▸ **Data supplied**:
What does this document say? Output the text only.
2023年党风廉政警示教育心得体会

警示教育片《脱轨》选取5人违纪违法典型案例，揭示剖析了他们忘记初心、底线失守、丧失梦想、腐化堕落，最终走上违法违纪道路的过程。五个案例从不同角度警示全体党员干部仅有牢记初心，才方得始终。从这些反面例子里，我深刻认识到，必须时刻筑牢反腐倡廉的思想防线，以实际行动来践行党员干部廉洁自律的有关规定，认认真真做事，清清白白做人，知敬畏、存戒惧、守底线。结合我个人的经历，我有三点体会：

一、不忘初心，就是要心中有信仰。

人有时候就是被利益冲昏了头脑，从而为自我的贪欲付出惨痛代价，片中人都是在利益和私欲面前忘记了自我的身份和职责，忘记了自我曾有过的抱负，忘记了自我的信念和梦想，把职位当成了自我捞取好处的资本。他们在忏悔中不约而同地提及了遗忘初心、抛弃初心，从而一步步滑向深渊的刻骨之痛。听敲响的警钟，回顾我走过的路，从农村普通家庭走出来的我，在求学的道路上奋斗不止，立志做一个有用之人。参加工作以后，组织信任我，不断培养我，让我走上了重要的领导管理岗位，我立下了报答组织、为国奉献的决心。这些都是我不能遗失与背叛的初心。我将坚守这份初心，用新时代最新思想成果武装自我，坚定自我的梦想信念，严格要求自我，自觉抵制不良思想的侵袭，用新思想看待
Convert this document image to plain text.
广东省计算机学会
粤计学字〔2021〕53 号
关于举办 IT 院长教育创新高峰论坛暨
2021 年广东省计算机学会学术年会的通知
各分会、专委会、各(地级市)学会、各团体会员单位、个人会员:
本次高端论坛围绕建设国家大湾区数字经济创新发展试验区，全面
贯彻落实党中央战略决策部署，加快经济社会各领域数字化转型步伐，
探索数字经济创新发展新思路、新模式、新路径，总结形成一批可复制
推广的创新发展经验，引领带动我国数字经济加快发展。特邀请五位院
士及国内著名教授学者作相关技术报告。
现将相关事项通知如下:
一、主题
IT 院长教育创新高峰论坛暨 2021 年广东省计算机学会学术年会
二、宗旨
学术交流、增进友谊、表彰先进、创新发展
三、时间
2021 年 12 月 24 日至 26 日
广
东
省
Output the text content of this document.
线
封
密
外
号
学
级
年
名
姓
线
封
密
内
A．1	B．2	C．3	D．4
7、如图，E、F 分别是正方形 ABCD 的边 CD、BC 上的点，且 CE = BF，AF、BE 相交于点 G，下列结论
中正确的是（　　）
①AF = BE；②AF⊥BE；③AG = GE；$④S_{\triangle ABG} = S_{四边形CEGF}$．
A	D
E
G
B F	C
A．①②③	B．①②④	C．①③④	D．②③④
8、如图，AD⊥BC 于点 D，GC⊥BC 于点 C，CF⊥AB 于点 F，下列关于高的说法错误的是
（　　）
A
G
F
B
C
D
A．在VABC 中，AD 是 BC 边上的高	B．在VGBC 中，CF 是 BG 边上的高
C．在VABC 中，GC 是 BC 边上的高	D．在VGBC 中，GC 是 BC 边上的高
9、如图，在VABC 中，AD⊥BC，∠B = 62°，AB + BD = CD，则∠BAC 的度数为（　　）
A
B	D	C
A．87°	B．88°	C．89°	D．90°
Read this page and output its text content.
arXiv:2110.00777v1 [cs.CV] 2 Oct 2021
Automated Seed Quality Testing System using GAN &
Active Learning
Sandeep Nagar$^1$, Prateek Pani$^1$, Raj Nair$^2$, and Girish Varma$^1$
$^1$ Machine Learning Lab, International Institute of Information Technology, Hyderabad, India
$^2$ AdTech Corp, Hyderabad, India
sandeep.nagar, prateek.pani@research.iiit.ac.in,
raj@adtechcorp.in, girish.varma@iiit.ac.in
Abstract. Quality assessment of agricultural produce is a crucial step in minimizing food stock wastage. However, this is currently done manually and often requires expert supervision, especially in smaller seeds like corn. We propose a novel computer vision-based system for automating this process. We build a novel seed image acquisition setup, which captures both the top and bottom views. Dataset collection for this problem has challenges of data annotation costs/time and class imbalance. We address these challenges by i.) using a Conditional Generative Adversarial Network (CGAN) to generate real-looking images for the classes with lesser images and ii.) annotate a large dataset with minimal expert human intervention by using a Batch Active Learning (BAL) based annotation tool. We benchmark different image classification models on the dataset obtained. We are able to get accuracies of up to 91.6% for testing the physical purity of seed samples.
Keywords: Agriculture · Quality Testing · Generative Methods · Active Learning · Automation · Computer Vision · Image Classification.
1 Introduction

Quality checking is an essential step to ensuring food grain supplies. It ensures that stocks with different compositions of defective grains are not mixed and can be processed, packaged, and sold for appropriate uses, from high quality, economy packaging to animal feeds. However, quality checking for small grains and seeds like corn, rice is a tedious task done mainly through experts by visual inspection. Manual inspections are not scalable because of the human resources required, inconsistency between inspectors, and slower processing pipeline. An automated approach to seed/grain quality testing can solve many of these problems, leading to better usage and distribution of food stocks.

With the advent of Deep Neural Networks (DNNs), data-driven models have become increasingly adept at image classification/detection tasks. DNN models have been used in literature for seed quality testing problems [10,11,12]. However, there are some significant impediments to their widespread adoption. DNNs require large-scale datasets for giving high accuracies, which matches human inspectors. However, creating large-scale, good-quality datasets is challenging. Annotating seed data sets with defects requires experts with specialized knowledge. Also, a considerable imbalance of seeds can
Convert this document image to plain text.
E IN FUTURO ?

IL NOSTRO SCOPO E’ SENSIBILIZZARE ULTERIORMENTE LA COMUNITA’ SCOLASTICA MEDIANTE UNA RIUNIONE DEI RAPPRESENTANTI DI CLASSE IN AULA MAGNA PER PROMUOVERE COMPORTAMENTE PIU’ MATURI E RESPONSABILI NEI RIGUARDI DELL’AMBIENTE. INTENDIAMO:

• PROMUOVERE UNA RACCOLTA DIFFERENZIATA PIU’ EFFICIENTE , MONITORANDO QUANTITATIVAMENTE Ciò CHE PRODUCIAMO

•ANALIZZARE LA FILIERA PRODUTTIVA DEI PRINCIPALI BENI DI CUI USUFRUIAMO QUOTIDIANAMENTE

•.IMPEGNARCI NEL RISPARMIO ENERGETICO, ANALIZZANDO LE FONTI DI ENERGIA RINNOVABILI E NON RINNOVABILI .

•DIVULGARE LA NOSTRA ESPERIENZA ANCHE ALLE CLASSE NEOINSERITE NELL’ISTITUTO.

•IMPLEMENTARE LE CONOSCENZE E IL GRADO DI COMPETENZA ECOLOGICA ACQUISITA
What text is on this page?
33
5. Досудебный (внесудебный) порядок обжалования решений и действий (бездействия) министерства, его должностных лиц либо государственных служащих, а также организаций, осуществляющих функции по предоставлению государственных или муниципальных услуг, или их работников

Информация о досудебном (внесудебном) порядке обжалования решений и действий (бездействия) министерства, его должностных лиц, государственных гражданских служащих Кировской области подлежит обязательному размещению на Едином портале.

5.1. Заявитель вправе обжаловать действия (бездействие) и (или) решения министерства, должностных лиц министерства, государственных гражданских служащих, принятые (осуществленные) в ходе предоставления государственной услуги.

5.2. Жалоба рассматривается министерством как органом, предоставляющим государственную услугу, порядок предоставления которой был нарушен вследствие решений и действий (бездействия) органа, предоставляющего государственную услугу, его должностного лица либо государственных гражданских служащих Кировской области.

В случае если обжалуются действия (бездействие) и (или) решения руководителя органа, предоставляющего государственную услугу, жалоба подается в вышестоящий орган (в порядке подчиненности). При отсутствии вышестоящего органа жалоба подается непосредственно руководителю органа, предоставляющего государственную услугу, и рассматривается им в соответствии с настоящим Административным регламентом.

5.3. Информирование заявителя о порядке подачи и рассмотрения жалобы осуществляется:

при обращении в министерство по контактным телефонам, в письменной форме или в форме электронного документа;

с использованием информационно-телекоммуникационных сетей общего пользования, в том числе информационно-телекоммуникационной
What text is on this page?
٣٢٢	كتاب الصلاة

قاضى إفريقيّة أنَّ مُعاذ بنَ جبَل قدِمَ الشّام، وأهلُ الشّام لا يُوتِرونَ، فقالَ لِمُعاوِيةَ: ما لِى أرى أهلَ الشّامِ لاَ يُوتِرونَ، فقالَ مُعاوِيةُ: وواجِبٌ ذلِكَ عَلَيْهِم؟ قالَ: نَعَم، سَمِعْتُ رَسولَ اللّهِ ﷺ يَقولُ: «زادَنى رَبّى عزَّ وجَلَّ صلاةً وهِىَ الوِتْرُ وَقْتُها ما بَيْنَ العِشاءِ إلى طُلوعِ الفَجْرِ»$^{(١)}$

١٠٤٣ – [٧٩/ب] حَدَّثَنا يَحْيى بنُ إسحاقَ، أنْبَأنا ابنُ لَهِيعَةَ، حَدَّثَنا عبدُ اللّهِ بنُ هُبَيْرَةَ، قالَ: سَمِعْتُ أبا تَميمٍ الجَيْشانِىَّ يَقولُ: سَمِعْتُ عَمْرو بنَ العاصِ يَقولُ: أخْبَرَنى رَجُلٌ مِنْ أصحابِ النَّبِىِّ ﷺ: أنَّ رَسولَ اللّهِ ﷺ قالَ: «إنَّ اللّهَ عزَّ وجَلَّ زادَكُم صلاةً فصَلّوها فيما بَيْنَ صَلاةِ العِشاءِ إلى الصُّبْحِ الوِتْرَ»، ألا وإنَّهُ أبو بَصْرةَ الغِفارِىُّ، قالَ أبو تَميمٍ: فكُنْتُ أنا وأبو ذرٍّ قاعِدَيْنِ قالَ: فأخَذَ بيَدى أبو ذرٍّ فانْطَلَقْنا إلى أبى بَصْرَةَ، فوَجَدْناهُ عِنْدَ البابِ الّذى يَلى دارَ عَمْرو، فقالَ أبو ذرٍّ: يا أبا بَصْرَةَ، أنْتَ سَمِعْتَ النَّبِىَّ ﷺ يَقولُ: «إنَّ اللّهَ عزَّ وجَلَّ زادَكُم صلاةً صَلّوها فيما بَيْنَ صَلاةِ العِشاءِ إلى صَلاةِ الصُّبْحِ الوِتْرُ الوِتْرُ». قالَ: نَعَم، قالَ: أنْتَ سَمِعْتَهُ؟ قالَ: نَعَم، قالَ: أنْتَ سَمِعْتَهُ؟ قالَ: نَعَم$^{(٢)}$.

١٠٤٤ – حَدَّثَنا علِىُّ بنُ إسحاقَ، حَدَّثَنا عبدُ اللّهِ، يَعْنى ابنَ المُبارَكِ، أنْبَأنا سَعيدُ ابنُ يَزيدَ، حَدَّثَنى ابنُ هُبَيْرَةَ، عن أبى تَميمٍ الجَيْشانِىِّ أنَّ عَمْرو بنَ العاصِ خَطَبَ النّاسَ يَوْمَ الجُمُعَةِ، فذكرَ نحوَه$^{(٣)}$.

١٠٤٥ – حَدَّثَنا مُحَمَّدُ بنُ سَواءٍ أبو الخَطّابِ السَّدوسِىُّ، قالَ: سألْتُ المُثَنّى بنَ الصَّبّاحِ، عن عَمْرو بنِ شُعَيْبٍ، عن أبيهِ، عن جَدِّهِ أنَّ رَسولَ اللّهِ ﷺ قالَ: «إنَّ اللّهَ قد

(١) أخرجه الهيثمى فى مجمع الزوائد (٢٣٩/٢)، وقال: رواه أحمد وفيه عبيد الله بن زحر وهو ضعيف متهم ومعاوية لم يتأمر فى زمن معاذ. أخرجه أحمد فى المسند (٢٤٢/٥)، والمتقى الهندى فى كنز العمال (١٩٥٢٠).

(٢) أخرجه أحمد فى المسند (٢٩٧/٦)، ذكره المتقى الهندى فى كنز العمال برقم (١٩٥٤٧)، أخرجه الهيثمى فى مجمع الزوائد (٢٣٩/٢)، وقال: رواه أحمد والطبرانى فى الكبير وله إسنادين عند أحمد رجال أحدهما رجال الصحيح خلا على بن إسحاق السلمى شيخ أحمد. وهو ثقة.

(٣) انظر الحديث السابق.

▸ **Work to be completed**: Copy out every line from the records that has the word "должностных".

▸ **The result**:
5. Досудебный (внесудебный) порядок обжалования решений и действий (бездействия) министерства, его должностных лиц либо государственных служащих, а также организаций, осуществляющих функции по предоставлению государственных или муниципальных услуг, или их работников
Информация о досудебном (внесудебном) порядке обжалования решений и действий (бездействия) министерства, его должностных лиц, государственных гражданских служащих Кировской области подлежит обязательному размещению на Едином портале.
5.1. Заявитель вправе обжаловать действия (бездействие) и (или) решения министерства, должностных лиц министерства, государственных гражданских служащих, принятые (осуществленные) в ходе предоставления государственной услуги.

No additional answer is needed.